■ **Given records**
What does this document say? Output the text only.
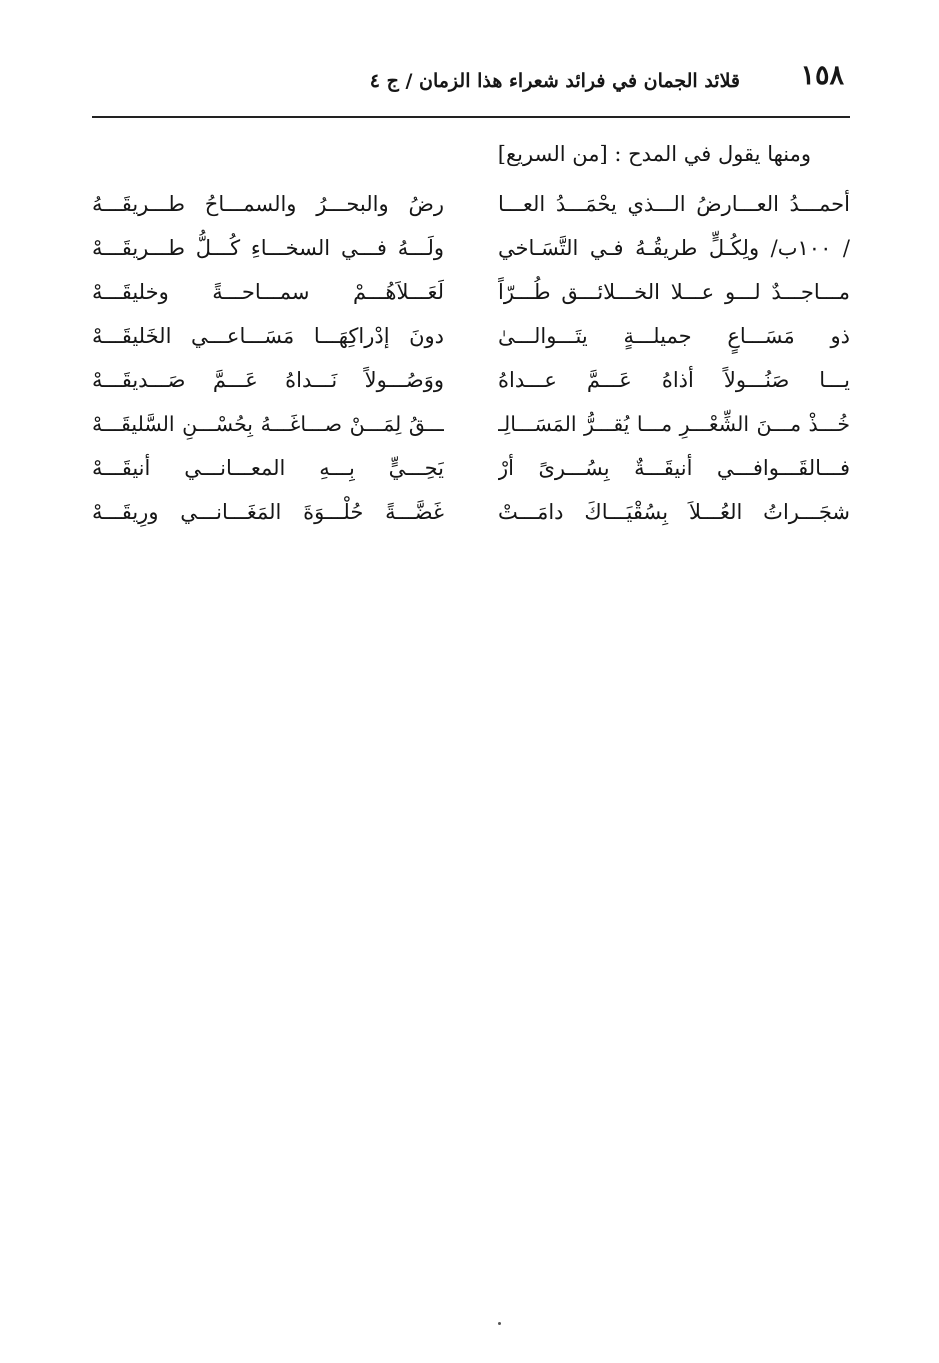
١٥٨
قلائد الجمان في فرائد شعراء هذا الزمان / ج ٤
ومنها يقول في المدح : [من السريع]
أحمـــدُ العـــارضُ الـــذي يحْمَـــدُ العـــا
رضُ والبحـــرُ والسمـــاحُ طـــريقَـــهُ
/ ١٠٠ب/ ولِكُـلٍّ طريقُـهُ فـي التَّسَـاخي
ولَـــهُ فـــي السخـــاءِ كُـــلُّ طـــريقَـــهْ
مـــاجـــدٌ لـــو عـــلا الخـــلائـــق طُـــرّاً
لَعَـــلاَهُـــمْ سمـــاحـــةً وخليقَـــهْ
ذو مَسَـــاعٍ جميلـــةٍ يتَـــوالـــىٰ
دونَ إدْراكِهَـــا مَسَـــاعـــي الخَليقَـــهْ
يـــا صَنُـــولاً أذاهُ عَـــمَّ عـــداهُ
ووَصُـــولاً نَـــداهُ عَـــمَّ صَـــديقَـــهْ
خُـــذْ مـــنَ الشِّعْـــرِ مـــا يُقـــرُّ المَسَـــالِـ
ـــقُ لِمَـــنْ صـــاغَـــهُ بِحُسْـــنِ السَّليقَـــهْ
فـــالقَـــوافـــي أنيقَـــةٌ بِسُـــرىً أرْ
يَحِـــيٍّ بِـــهِ المعـــانـــي أنيقَـــهْ
شجَـــراتُ العُـــلاَ بِسُقْيَـــاكَ دامَـــتْ
غَضَّـــةً حُلْـــوَةَ المَغَـــانـــي ورِيقَـــهْ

■ **Requirements**
Copy the data character for character, but drop all pictures from the copy.

■ **Output**
What does this document say? Output the text only.
١٥٨
قلائد الجمان في فرائد شعراء هذا الزمان / ج ٤
ومنها يقول في المدح : [من السريع]
أحمـــدُ العـــارضُ الـــذي يحْمَـــدُ العـــا
رضُ والبحـــرُ والسمـــاحُ طـــريقَـــهُ
/ ١٠٠ب/ ولِكُـلٍّ طريقُـهُ فـي التَّسَـاخي
ولَـــهُ فـــي السخـــاءِ كُـــلُّ طـــريقَـــهْ
مـــاجـــدٌ لـــو عـــلا الخـــلائـــق طُـــرّاً
لَعَـــلاَهُـــمْ سمـــاحـــةً وخليقَـــهْ
ذو مَسَـــاعٍ جميلـــةٍ يتَـــوالـــىٰ
دونَ إدْراكِهَـــا مَسَـــاعـــي الخَليقَـــهْ
يـــا صَنُـــولاً أذاهُ عَـــمَّ عـــداهُ
ووَصُـــولاً نَـــداهُ عَـــمَّ صَـــديقَـــهْ
خُـــذْ مـــنَ الشِّعْـــرِ مـــا يُقـــرُّ المَسَـــالِـ
ـــقُ لِمَـــنْ صـــاغَـــهُ بِحُسْـــنِ السَّليقَـــهْ
فـــالقَـــوافـــي أنيقَـــةٌ بِسُـــرىً أرْ
يَحِـــيٍّ بِـــهِ المعـــانـــي أنيقَـــهْ
شجَـــراتُ العُـــلاَ بِسُقْيَـــاكَ دامَـــتْ
غَضَّـــةً حُلْـــوَةَ المَغَـــانـــي ورِيقَـــهْ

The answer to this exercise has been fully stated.